- Collected data -
++++

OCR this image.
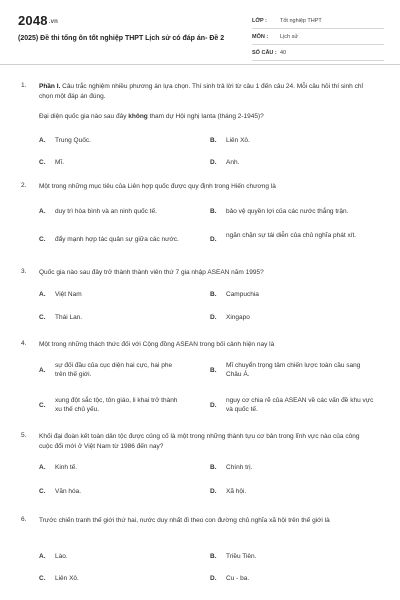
2048.vn
(2025) Đề thi tổng ôn tốt nghiệp THPT Lịch sử có đáp án- Đề 2
LỚP :	Tốt nghiệp THPT
MÔN :	Lịch sử
SỐ CÂU : 40
1. Phần I. Câu trắc nghiệm nhiều phương án lựa chọn. Thí sinh trả lời từ câu 1 đến câu 24. Mỗi câu hỏi thí sinh chỉ chọn một đáp án đúng.
Đại diện quốc gia nào sau đây không tham dự Hội nghị Ianta (tháng 2-1945)?
A. Trung Quốc.	B. Liên Xô.
C. Mĩ.	D. Anh.
2. Một trong những mục tiêu của Liên hợp quốc được quy định trong Hiến chương là
A. duy trì hòa bình và an ninh quốc tế.	B. bảo vệ quyền lợi của các nước thắng trận.
C. đẩy mạnh hợp tác quân sự giữa các nước.	D.
ngăn chặn sự tái diễn của chủ nghĩa phát xít.
3. Quốc gia nào sau đây trở thành thành viên thứ 7 gia nhập ASEAN năm 1995?
A. Việt Nam	B. Campuchia
C. Thái Lan.	D. Xingapo
4. Một trong những thách thức đối với Cộng đồng ASEAN trong bối cảnh hiện nay là
A.
sự đối đầu của cục diện hai cực, hai phe trên thế giới.
B.
Mĩ chuyển trọng tâm chiến lược toàn cầu sang Châu Á.
C.
xung đột sắc tộc, tôn giáo, li khai trở thành xu thế chủ yếu.
D.
nguy cơ chia rẽ của ASEAN về các vấn đề khu vực và quốc tế.
5. Khối đại đoàn kết toàn dân tộc được củng cố là một trong những thành tựu cơ bản trong lĩnh vực nào của công cuộc đổi mới ở Việt Nam từ 1986 đến nay?
A. Kinh tế.	B. Chính trị.
C. Văn hóa.	D. Xã hội.
6. Trước chiến tranh thế giới thứ hai, nước duy nhất đi theo con đường chủ nghĩa xã hội trên thế giới là
A. Lào.	B. Triều Tiên.
C. Liên Xô.	D. Cu - ba.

++++

- TO DO -
Report each line in the data that holds the word "nước".

- THE RESPONSE -
A. duy trì hòa bình và an ninh quốc tế.	B. bảo vệ quyền lợi của các nước thắng trận.
C. đẩy mạnh hợp tác quân sự giữa các nước.	D.
6. Trước chiến tranh thế giới thứ hai, nước duy nhất đi theo con đường chủ nghĩa xã hội trên thế giới là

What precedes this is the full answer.